* **Data for this exercise**:
=====

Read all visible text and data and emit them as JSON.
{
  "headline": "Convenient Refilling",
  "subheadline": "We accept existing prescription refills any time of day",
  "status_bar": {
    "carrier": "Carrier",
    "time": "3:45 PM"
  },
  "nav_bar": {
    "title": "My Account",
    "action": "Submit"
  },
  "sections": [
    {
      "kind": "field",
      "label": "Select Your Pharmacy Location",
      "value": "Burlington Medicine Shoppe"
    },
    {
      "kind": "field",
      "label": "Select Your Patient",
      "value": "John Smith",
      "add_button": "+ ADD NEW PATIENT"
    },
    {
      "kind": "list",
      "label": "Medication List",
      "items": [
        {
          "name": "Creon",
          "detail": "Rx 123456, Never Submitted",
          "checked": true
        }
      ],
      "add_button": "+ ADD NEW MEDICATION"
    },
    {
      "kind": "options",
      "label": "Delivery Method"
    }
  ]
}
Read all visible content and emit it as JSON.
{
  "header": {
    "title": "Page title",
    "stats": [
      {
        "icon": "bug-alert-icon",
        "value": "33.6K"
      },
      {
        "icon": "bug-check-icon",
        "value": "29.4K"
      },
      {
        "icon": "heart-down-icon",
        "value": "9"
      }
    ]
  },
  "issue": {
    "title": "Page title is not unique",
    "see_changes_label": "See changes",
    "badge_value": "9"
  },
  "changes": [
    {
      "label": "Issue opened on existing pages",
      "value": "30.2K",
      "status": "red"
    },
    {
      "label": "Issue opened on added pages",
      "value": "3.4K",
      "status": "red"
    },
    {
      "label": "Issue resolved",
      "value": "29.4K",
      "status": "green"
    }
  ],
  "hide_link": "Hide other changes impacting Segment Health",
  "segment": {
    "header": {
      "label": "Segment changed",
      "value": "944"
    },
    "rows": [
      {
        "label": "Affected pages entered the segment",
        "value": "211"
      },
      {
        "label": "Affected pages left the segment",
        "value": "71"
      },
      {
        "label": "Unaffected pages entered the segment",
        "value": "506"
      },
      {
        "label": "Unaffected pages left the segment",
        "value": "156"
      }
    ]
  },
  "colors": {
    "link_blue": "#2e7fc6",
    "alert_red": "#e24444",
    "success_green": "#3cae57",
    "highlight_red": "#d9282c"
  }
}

=====

* **Your objective**: Your task is to quote all of the data word for word.

* **Result for this exercise**:
Read all visible text and data and emit them as JSON.
{
  "headline": "Convenient Refilling",
  "subheadline": "We accept existing prescription refills any time of day",
  "status_bar": {
    "carrier": "Carrier",
    "time": "3:45 PM"
  },
  "nav_bar": {
    "title": "My Account",
    "action": "Submit"
  },
  "sections": [
    {
      "kind": "field",
      "label": "Select Your Pharmacy Location",
      "value": "Burlington Medicine Shoppe"
    },
    {
      "kind": "field",
      "label": "Select Your Patient",
      "value": "John Smith",
      "add_button": "+ ADD NEW PATIENT"
    },
    {
      "kind": "list",
      "label": "Medication List",
      "items": [
        {
          "name": "Creon",
          "detail": "Rx 123456, Never Submitted",
          "checked": true
        }
      ],
      "add_button": "+ ADD NEW MEDICATION"
    },
    {
      "kind": "options",
      "label": "Delivery Method"
    }
  ]
}
Read all visible content and emit it as JSON.
{
  "header": {
    "title": "Page title",
    "stats": [
      {
        "icon": "bug-alert-icon",
        "value": "33.6K"
      },
      {
        "icon": "bug-check-icon",
        "value": "29.4K"
      },
      {
        "icon": "heart-down-icon",
        "value": "9"
      }
    ]
  },
  "issue": {
    "title": "Page title is not unique",
    "see_changes_label": "See changes",
    "badge_value": "9"
  },
  "changes": [
    {
      "label": "Issue opened on existing pages",
      "value": "30.2K",
      "status": "red"
    },
    {
      "label": "Issue opened on added pages",
      "value": "3.4K",
      "status": "red"
    },
    {
      "label": "Issue resolved",
      "value": "29.4K",
      "status": "green"
    }
  ],
  "hide_link": "Hide other changes impacting Segment Health",
  "segment": {
    "header": {
      "label": "Segment changed",
      "value": "944"
    },
    "rows": [
      {
        "label": "Affected pages entered the segment",
        "value": "211"
      },
      {
        "label": "Affected pages left the segment",
        "value": "71"
      },
      {
        "label": "Unaffected pages entered the segment",
        "value": "506"
      },
      {
        "label": "Unaffected pages left the segment",
        "value": "156"
      }
    ]
  },
  "colors": {
    "link_blue": "#2e7fc6",
    "alert_red": "#e24444",
    "success_green": "#3cae57",
    "highlight_red": "#d9282c"
  }
}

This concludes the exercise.